§ To do: Output the data word for word, dropping every image.

§ Listed entries:
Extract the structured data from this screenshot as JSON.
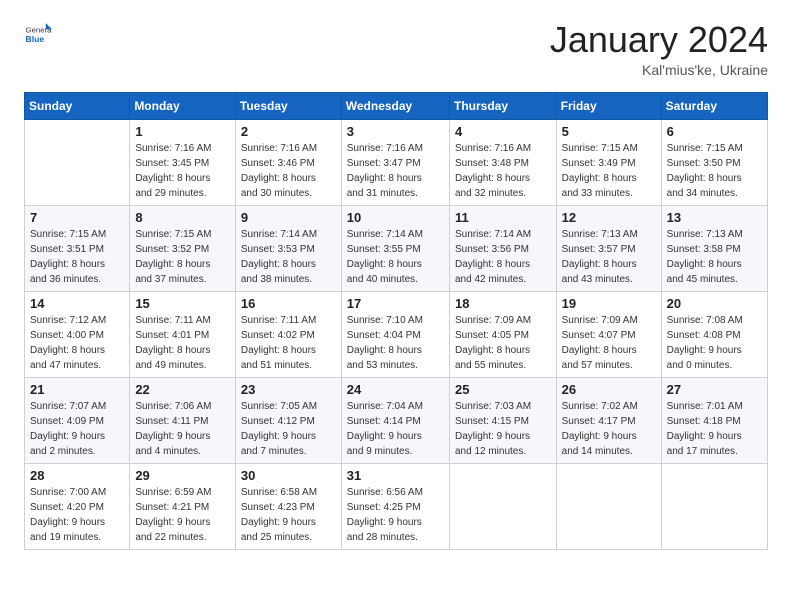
{
  "logo": {
    "general": "General",
    "blue": "Blue"
  },
  "header": {
    "month": "January 2024",
    "location": "Kal'mius'ke, Ukraine"
  },
  "weekdays": [
    "Sunday",
    "Monday",
    "Tuesday",
    "Wednesday",
    "Thursday",
    "Friday",
    "Saturday"
  ],
  "weeks": [
    [
      {
        "day": "",
        "sunrise": "",
        "sunset": "",
        "daylight": ""
      },
      {
        "day": "1",
        "sunrise": "Sunrise: 7:16 AM",
        "sunset": "Sunset: 3:45 PM",
        "daylight": "Daylight: 8 hours and 29 minutes."
      },
      {
        "day": "2",
        "sunrise": "Sunrise: 7:16 AM",
        "sunset": "Sunset: 3:46 PM",
        "daylight": "Daylight: 8 hours and 30 minutes."
      },
      {
        "day": "3",
        "sunrise": "Sunrise: 7:16 AM",
        "sunset": "Sunset: 3:47 PM",
        "daylight": "Daylight: 8 hours and 31 minutes."
      },
      {
        "day": "4",
        "sunrise": "Sunrise: 7:16 AM",
        "sunset": "Sunset: 3:48 PM",
        "daylight": "Daylight: 8 hours and 32 minutes."
      },
      {
        "day": "5",
        "sunrise": "Sunrise: 7:15 AM",
        "sunset": "Sunset: 3:49 PM",
        "daylight": "Daylight: 8 hours and 33 minutes."
      },
      {
        "day": "6",
        "sunrise": "Sunrise: 7:15 AM",
        "sunset": "Sunset: 3:50 PM",
        "daylight": "Daylight: 8 hours and 34 minutes."
      }
    ],
    [
      {
        "day": "7",
        "sunrise": "Sunrise: 7:15 AM",
        "sunset": "Sunset: 3:51 PM",
        "daylight": "Daylight: 8 hours and 36 minutes."
      },
      {
        "day": "8",
        "sunrise": "Sunrise: 7:15 AM",
        "sunset": "Sunset: 3:52 PM",
        "daylight": "Daylight: 8 hours and 37 minutes."
      },
      {
        "day": "9",
        "sunrise": "Sunrise: 7:14 AM",
        "sunset": "Sunset: 3:53 PM",
        "daylight": "Daylight: 8 hours and 38 minutes."
      },
      {
        "day": "10",
        "sunrise": "Sunrise: 7:14 AM",
        "sunset": "Sunset: 3:55 PM",
        "daylight": "Daylight: 8 hours and 40 minutes."
      },
      {
        "day": "11",
        "sunrise": "Sunrise: 7:14 AM",
        "sunset": "Sunset: 3:56 PM",
        "daylight": "Daylight: 8 hours and 42 minutes."
      },
      {
        "day": "12",
        "sunrise": "Sunrise: 7:13 AM",
        "sunset": "Sunset: 3:57 PM",
        "daylight": "Daylight: 8 hours and 43 minutes."
      },
      {
        "day": "13",
        "sunrise": "Sunrise: 7:13 AM",
        "sunset": "Sunset: 3:58 PM",
        "daylight": "Daylight: 8 hours and 45 minutes."
      }
    ],
    [
      {
        "day": "14",
        "sunrise": "Sunrise: 7:12 AM",
        "sunset": "Sunset: 4:00 PM",
        "daylight": "Daylight: 8 hours and 47 minutes."
      },
      {
        "day": "15",
        "sunrise": "Sunrise: 7:11 AM",
        "sunset": "Sunset: 4:01 PM",
        "daylight": "Daylight: 8 hours and 49 minutes."
      },
      {
        "day": "16",
        "sunrise": "Sunrise: 7:11 AM",
        "sunset": "Sunset: 4:02 PM",
        "daylight": "Daylight: 8 hours and 51 minutes."
      },
      {
        "day": "17",
        "sunrise": "Sunrise: 7:10 AM",
        "sunset": "Sunset: 4:04 PM",
        "daylight": "Daylight: 8 hours and 53 minutes."
      },
      {
        "day": "18",
        "sunrise": "Sunrise: 7:09 AM",
        "sunset": "Sunset: 4:05 PM",
        "daylight": "Daylight: 8 hours and 55 minutes."
      },
      {
        "day": "19",
        "sunrise": "Sunrise: 7:09 AM",
        "sunset": "Sunset: 4:07 PM",
        "daylight": "Daylight: 8 hours and 57 minutes."
      },
      {
        "day": "20",
        "sunrise": "Sunrise: 7:08 AM",
        "sunset": "Sunset: 4:08 PM",
        "daylight": "Daylight: 9 hours and 0 minutes."
      }
    ],
    [
      {
        "day": "21",
        "sunrise": "Sunrise: 7:07 AM",
        "sunset": "Sunset: 4:09 PM",
        "daylight": "Daylight: 9 hours and 2 minutes."
      },
      {
        "day": "22",
        "sunrise": "Sunrise: 7:06 AM",
        "sunset": "Sunset: 4:11 PM",
        "daylight": "Daylight: 9 hours and 4 minutes."
      },
      {
        "day": "23",
        "sunrise": "Sunrise: 7:05 AM",
        "sunset": "Sunset: 4:12 PM",
        "daylight": "Daylight: 9 hours and 7 minutes."
      },
      {
        "day": "24",
        "sunrise": "Sunrise: 7:04 AM",
        "sunset": "Sunset: 4:14 PM",
        "daylight": "Daylight: 9 hours and 9 minutes."
      },
      {
        "day": "25",
        "sunrise": "Sunrise: 7:03 AM",
        "sunset": "Sunset: 4:15 PM",
        "daylight": "Daylight: 9 hours and 12 minutes."
      },
      {
        "day": "26",
        "sunrise": "Sunrise: 7:02 AM",
        "sunset": "Sunset: 4:17 PM",
        "daylight": "Daylight: 9 hours and 14 minutes."
      },
      {
        "day": "27",
        "sunrise": "Sunrise: 7:01 AM",
        "sunset": "Sunset: 4:18 PM",
        "daylight": "Daylight: 9 hours and 17 minutes."
      }
    ],
    [
      {
        "day": "28",
        "sunrise": "Sunrise: 7:00 AM",
        "sunset": "Sunset: 4:20 PM",
        "daylight": "Daylight: 9 hours and 19 minutes."
      },
      {
        "day": "29",
        "sunrise": "Sunrise: 6:59 AM",
        "sunset": "Sunset: 4:21 PM",
        "daylight": "Daylight: 9 hours and 22 minutes."
      },
      {
        "day": "30",
        "sunrise": "Sunrise: 6:58 AM",
        "sunset": "Sunset: 4:23 PM",
        "daylight": "Daylight: 9 hours and 25 minutes."
      },
      {
        "day": "31",
        "sunrise": "Sunrise: 6:56 AM",
        "sunset": "Sunset: 4:25 PM",
        "daylight": "Daylight: 9 hours and 28 minutes."
      },
      {
        "day": "",
        "sunrise": "",
        "sunset": "",
        "daylight": ""
      },
      {
        "day": "",
        "sunrise": "",
        "sunset": "",
        "daylight": ""
      },
      {
        "day": "",
        "sunrise": "",
        "sunset": "",
        "daylight": ""
      }
    ]
  ]
}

§ Final result:
Extract the structured data from this screenshot as JSON.
{
  "logo": {
    "general": "General",
    "blue": "Blue"
  },
  "header": {
    "month": "January 2024",
    "location": "Kal'mius'ke, Ukraine"
  },
  "weekdays": [
    "Sunday",
    "Monday",
    "Tuesday",
    "Wednesday",
    "Thursday",
    "Friday",
    "Saturday"
  ],
  "weeks": [
    [
      {
        "day": "",
        "sunrise": "",
        "sunset": "",
        "daylight": ""
      },
      {
        "day": "1",
        "sunrise": "Sunrise: 7:16 AM",
        "sunset": "Sunset: 3:45 PM",
        "daylight": "Daylight: 8 hours and 29 minutes."
      },
      {
        "day": "2",
        "sunrise": "Sunrise: 7:16 AM",
        "sunset": "Sunset: 3:46 PM",
        "daylight": "Daylight: 8 hours and 30 minutes."
      },
      {
        "day": "3",
        "sunrise": "Sunrise: 7:16 AM",
        "sunset": "Sunset: 3:47 PM",
        "daylight": "Daylight: 8 hours and 31 minutes."
      },
      {
        "day": "4",
        "sunrise": "Sunrise: 7:16 AM",
        "sunset": "Sunset: 3:48 PM",
        "daylight": "Daylight: 8 hours and 32 minutes."
      },
      {
        "day": "5",
        "sunrise": "Sunrise: 7:15 AM",
        "sunset": "Sunset: 3:49 PM",
        "daylight": "Daylight: 8 hours and 33 minutes."
      },
      {
        "day": "6",
        "sunrise": "Sunrise: 7:15 AM",
        "sunset": "Sunset: 3:50 PM",
        "daylight": "Daylight: 8 hours and 34 minutes."
      }
    ],
    [
      {
        "day": "7",
        "sunrise": "Sunrise: 7:15 AM",
        "sunset": "Sunset: 3:51 PM",
        "daylight": "Daylight: 8 hours and 36 minutes."
      },
      {
        "day": "8",
        "sunrise": "Sunrise: 7:15 AM",
        "sunset": "Sunset: 3:52 PM",
        "daylight": "Daylight: 8 hours and 37 minutes."
      },
      {
        "day": "9",
        "sunrise": "Sunrise: 7:14 AM",
        "sunset": "Sunset: 3:53 PM",
        "daylight": "Daylight: 8 hours and 38 minutes."
      },
      {
        "day": "10",
        "sunrise": "Sunrise: 7:14 AM",
        "sunset": "Sunset: 3:55 PM",
        "daylight": "Daylight: 8 hours and 40 minutes."
      },
      {
        "day": "11",
        "sunrise": "Sunrise: 7:14 AM",
        "sunset": "Sunset: 3:56 PM",
        "daylight": "Daylight: 8 hours and 42 minutes."
      },
      {
        "day": "12",
        "sunrise": "Sunrise: 7:13 AM",
        "sunset": "Sunset: 3:57 PM",
        "daylight": "Daylight: 8 hours and 43 minutes."
      },
      {
        "day": "13",
        "sunrise": "Sunrise: 7:13 AM",
        "sunset": "Sunset: 3:58 PM",
        "daylight": "Daylight: 8 hours and 45 minutes."
      }
    ],
    [
      {
        "day": "14",
        "sunrise": "Sunrise: 7:12 AM",
        "sunset": "Sunset: 4:00 PM",
        "daylight": "Daylight: 8 hours and 47 minutes."
      },
      {
        "day": "15",
        "sunrise": "Sunrise: 7:11 AM",
        "sunset": "Sunset: 4:01 PM",
        "daylight": "Daylight: 8 hours and 49 minutes."
      },
      {
        "day": "16",
        "sunrise": "Sunrise: 7:11 AM",
        "sunset": "Sunset: 4:02 PM",
        "daylight": "Daylight: 8 hours and 51 minutes."
      },
      {
        "day": "17",
        "sunrise": "Sunrise: 7:10 AM",
        "sunset": "Sunset: 4:04 PM",
        "daylight": "Daylight: 8 hours and 53 minutes."
      },
      {
        "day": "18",
        "sunrise": "Sunrise: 7:09 AM",
        "sunset": "Sunset: 4:05 PM",
        "daylight": "Daylight: 8 hours and 55 minutes."
      },
      {
        "day": "19",
        "sunrise": "Sunrise: 7:09 AM",
        "sunset": "Sunset: 4:07 PM",
        "daylight": "Daylight: 8 hours and 57 minutes."
      },
      {
        "day": "20",
        "sunrise": "Sunrise: 7:08 AM",
        "sunset": "Sunset: 4:08 PM",
        "daylight": "Daylight: 9 hours and 0 minutes."
      }
    ],
    [
      {
        "day": "21",
        "sunrise": "Sunrise: 7:07 AM",
        "sunset": "Sunset: 4:09 PM",
        "daylight": "Daylight: 9 hours and 2 minutes."
      },
      {
        "day": "22",
        "sunrise": "Sunrise: 7:06 AM",
        "sunset": "Sunset: 4:11 PM",
        "daylight": "Daylight: 9 hours and 4 minutes."
      },
      {
        "day": "23",
        "sunrise": "Sunrise: 7:05 AM",
        "sunset": "Sunset: 4:12 PM",
        "daylight": "Daylight: 9 hours and 7 minutes."
      },
      {
        "day": "24",
        "sunrise": "Sunrise: 7:04 AM",
        "sunset": "Sunset: 4:14 PM",
        "daylight": "Daylight: 9 hours and 9 minutes."
      },
      {
        "day": "25",
        "sunrise": "Sunrise: 7:03 AM",
        "sunset": "Sunset: 4:15 PM",
        "daylight": "Daylight: 9 hours and 12 minutes."
      },
      {
        "day": "26",
        "sunrise": "Sunrise: 7:02 AM",
        "sunset": "Sunset: 4:17 PM",
        "daylight": "Daylight: 9 hours and 14 minutes."
      },
      {
        "day": "27",
        "sunrise": "Sunrise: 7:01 AM",
        "sunset": "Sunset: 4:18 PM",
        "daylight": "Daylight: 9 hours and 17 minutes."
      }
    ],
    [
      {
        "day": "28",
        "sunrise": "Sunrise: 7:00 AM",
        "sunset": "Sunset: 4:20 PM",
        "daylight": "Daylight: 9 hours and 19 minutes."
      },
      {
        "day": "29",
        "sunrise": "Sunrise: 6:59 AM",
        "sunset": "Sunset: 4:21 PM",
        "daylight": "Daylight: 9 hours and 22 minutes."
      },
      {
        "day": "30",
        "sunrise": "Sunrise: 6:58 AM",
        "sunset": "Sunset: 4:23 PM",
        "daylight": "Daylight: 9 hours and 25 minutes."
      },
      {
        "day": "31",
        "sunrise": "Sunrise: 6:56 AM",
        "sunset": "Sunset: 4:25 PM",
        "daylight": "Daylight: 9 hours and 28 minutes."
      },
      {
        "day": "",
        "sunrise": "",
        "sunset": "",
        "daylight": ""
      },
      {
        "day": "",
        "sunrise": "",
        "sunset": "",
        "daylight": ""
      },
      {
        "day": "",
        "sunrise": "",
        "sunset": "",
        "daylight": ""
      }
    ]
  ]
}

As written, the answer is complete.